In the entries below, find the lines with the word "South" and copy them.

──────

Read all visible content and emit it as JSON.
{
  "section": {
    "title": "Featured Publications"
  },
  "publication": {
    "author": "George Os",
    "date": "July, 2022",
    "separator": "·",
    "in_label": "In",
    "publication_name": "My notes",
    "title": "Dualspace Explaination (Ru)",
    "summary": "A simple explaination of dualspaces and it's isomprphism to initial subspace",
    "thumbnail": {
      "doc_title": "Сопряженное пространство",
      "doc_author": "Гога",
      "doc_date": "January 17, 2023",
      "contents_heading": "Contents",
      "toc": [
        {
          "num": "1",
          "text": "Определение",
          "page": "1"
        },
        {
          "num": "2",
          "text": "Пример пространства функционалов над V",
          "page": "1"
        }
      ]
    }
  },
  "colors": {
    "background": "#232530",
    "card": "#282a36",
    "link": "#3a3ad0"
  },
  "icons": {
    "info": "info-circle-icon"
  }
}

──────

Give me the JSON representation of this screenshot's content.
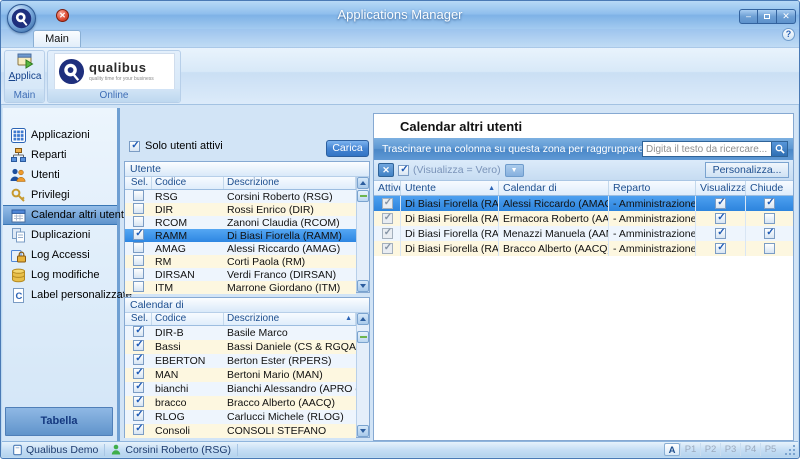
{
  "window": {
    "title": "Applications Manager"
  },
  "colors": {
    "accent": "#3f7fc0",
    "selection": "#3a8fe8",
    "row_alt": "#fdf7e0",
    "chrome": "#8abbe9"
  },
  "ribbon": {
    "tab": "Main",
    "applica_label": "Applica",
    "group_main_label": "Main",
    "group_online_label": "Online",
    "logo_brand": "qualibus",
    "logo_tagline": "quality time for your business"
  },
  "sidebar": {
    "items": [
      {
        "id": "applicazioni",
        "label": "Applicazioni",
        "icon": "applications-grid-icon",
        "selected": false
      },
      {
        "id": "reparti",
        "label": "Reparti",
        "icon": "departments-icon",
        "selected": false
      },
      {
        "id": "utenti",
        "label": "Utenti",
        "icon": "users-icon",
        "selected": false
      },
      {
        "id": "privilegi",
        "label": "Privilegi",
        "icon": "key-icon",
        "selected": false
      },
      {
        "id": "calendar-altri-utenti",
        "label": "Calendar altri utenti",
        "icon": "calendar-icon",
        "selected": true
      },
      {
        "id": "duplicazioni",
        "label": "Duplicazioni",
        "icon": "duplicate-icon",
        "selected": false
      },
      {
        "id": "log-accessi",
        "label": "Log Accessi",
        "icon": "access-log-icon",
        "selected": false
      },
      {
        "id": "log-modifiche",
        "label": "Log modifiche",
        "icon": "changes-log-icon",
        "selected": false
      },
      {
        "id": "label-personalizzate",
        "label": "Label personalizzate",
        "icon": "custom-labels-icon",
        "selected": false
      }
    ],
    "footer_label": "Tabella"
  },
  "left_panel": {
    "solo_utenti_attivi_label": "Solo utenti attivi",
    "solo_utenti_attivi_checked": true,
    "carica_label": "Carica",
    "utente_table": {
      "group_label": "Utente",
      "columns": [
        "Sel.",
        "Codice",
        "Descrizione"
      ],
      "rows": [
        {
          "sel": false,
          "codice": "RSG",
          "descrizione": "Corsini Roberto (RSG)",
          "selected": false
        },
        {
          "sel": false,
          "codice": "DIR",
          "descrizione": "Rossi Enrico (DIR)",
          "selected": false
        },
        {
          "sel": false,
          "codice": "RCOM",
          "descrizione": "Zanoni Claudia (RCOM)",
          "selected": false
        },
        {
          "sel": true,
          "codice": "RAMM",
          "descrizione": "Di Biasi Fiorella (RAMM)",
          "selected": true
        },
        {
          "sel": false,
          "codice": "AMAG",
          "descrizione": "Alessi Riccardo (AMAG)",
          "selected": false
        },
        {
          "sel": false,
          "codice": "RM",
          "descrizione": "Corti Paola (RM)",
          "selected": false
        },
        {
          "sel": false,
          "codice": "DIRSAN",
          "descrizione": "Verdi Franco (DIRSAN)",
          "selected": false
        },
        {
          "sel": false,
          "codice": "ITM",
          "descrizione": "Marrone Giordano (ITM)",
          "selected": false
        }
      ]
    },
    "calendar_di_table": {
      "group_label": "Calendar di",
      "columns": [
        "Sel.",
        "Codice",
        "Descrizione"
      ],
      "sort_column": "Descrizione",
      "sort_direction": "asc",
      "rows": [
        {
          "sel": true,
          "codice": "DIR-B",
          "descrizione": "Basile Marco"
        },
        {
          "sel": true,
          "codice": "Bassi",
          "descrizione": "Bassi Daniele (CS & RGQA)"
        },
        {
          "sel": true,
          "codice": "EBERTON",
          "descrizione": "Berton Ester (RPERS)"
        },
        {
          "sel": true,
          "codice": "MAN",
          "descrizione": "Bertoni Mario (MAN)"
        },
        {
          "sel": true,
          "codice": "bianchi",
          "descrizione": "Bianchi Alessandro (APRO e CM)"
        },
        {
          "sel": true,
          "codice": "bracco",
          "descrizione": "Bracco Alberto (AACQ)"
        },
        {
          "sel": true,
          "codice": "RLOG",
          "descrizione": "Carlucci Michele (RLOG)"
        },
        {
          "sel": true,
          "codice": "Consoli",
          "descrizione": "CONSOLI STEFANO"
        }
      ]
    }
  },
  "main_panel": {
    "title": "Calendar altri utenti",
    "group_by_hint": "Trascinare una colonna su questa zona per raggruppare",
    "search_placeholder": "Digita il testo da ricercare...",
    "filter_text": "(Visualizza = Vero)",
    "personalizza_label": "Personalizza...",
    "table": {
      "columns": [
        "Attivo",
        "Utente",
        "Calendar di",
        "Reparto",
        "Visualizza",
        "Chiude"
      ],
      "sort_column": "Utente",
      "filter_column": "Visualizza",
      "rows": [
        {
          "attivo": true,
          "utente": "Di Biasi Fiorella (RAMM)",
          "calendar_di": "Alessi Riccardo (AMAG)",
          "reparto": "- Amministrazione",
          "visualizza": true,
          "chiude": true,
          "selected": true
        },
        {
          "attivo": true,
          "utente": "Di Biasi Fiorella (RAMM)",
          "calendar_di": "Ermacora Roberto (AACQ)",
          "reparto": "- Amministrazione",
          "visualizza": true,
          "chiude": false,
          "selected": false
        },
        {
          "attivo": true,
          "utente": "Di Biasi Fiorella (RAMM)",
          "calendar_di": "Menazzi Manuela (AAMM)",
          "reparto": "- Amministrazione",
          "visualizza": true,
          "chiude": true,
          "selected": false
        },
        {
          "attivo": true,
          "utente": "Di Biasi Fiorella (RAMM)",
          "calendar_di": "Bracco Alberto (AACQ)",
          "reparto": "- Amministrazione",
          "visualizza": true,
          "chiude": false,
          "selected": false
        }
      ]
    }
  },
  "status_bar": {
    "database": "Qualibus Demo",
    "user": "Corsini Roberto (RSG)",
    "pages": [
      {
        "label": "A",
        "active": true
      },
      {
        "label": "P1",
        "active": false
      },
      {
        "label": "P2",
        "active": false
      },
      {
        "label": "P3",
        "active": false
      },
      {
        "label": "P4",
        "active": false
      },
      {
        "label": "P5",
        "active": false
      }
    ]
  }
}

──────

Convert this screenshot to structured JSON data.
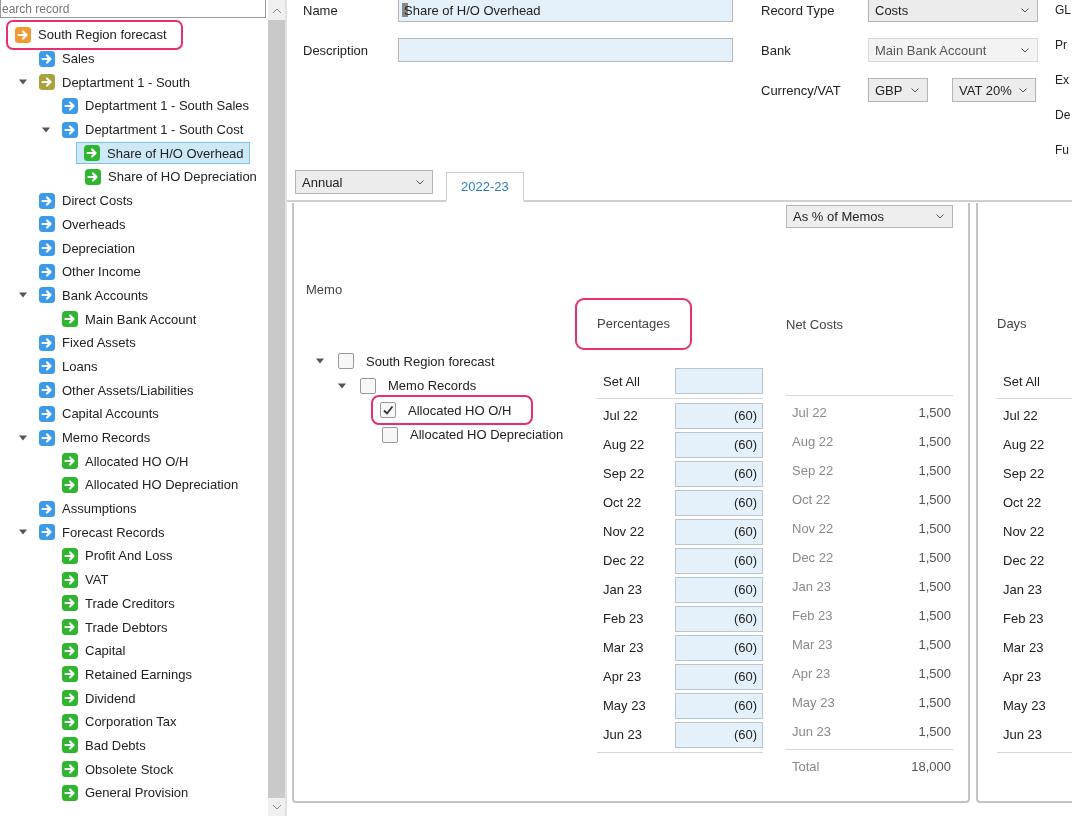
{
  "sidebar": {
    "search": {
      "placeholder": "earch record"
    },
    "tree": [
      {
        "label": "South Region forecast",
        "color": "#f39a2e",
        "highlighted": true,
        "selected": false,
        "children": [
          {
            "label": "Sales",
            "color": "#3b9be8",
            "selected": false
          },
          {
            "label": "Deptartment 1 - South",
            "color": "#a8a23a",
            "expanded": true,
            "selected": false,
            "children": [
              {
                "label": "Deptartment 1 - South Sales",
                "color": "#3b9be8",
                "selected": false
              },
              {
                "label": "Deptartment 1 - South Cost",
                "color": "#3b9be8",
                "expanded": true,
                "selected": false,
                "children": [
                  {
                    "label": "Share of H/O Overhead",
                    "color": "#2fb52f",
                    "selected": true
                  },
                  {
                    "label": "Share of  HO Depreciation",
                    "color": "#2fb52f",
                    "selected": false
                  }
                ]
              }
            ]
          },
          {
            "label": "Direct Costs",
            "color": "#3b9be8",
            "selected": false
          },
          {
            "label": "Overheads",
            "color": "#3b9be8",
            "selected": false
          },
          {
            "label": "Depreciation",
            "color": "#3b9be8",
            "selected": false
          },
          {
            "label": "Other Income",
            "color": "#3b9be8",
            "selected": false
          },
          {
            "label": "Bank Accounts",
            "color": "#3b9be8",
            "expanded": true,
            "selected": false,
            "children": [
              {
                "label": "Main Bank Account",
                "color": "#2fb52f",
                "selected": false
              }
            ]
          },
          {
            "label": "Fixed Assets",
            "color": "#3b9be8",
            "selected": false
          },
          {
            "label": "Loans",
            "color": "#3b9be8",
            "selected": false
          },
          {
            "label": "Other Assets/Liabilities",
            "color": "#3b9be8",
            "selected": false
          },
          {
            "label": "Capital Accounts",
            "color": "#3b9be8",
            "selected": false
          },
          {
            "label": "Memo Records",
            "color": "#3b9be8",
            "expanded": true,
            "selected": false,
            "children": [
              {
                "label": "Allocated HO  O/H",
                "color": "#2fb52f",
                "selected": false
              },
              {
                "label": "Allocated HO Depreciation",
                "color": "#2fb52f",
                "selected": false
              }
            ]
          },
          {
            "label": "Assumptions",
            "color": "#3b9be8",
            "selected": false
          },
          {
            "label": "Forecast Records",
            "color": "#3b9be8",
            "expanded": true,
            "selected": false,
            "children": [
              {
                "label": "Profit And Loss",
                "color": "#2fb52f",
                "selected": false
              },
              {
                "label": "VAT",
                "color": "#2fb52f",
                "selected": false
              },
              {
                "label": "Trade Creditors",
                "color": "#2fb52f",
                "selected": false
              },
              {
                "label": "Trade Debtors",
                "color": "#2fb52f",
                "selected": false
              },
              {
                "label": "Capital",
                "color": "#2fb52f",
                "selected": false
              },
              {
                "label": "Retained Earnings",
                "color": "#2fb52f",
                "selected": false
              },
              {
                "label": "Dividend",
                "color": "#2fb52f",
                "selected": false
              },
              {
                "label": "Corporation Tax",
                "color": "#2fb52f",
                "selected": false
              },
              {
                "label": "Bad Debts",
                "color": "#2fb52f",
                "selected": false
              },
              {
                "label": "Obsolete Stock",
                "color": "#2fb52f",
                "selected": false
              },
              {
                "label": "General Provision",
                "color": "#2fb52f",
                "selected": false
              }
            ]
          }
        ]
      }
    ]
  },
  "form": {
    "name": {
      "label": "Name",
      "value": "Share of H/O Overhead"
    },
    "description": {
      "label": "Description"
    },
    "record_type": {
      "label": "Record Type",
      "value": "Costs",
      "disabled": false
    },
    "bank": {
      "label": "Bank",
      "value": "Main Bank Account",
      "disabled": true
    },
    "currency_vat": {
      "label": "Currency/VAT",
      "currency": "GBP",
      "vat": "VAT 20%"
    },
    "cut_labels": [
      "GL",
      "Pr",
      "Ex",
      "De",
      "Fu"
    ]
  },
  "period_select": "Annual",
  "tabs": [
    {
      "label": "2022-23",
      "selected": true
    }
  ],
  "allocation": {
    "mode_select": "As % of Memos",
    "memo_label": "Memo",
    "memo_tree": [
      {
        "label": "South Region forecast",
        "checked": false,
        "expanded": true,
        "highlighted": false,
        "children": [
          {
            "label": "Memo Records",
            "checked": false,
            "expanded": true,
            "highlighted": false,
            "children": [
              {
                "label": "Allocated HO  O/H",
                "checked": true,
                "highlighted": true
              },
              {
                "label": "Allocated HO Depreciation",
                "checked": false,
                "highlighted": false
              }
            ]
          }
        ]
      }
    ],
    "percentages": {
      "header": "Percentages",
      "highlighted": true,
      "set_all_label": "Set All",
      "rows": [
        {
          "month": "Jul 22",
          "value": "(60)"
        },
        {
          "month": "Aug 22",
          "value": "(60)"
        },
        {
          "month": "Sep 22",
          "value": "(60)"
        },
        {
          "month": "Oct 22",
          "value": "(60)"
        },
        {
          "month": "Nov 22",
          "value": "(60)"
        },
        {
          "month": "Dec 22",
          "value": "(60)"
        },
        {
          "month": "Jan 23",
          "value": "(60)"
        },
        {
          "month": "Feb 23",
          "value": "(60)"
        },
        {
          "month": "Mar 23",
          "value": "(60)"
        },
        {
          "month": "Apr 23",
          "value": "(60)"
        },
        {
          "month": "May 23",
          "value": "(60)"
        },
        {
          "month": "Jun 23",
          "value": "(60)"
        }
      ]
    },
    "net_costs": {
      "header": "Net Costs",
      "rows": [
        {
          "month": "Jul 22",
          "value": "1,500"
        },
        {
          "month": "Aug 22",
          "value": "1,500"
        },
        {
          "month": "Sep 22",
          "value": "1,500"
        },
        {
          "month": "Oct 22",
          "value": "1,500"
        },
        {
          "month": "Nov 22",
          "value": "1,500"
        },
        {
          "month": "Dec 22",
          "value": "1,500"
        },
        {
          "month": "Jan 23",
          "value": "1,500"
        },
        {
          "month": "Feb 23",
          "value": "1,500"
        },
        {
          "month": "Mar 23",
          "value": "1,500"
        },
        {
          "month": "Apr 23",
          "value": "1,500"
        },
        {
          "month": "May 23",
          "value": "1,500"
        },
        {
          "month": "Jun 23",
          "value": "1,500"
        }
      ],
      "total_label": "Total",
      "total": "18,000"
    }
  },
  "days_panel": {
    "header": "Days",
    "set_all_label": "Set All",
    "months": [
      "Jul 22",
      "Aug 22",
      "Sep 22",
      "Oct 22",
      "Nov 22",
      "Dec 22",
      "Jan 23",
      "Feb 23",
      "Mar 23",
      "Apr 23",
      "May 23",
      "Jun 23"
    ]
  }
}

──────

**Exercise response**
        "label": "South Region forecast",
            "label": "Deptartment 1 - South",
                "label": "Deptartment 1 - South Sales",
                "label": "Deptartment 1 - South Cost",
        "label": "South Region forecast",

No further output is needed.